_EXERCISE DETAILS_:
Collect all lines containing the word "label" from the data.

_PROVIDED INFORMATION_:
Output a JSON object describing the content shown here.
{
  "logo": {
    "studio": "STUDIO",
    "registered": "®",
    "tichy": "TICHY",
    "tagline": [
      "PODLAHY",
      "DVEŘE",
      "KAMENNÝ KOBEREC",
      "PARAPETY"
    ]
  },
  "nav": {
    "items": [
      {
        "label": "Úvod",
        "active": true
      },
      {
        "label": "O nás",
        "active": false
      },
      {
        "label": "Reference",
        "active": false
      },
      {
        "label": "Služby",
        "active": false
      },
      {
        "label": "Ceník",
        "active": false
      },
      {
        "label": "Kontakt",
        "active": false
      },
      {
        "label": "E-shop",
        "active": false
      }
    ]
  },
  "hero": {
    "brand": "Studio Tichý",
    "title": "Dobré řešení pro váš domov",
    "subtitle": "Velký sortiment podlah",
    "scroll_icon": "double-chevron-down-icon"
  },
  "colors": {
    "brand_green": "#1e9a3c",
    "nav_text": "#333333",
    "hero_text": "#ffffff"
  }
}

_FULL ANSWER_:
        "label": "Úvod",
        "label": "O nás",
        "label": "Reference",
        "label": "Služby",
        "label": "Ceník",
        "label": "Kontakt",
        "label": "E-shop",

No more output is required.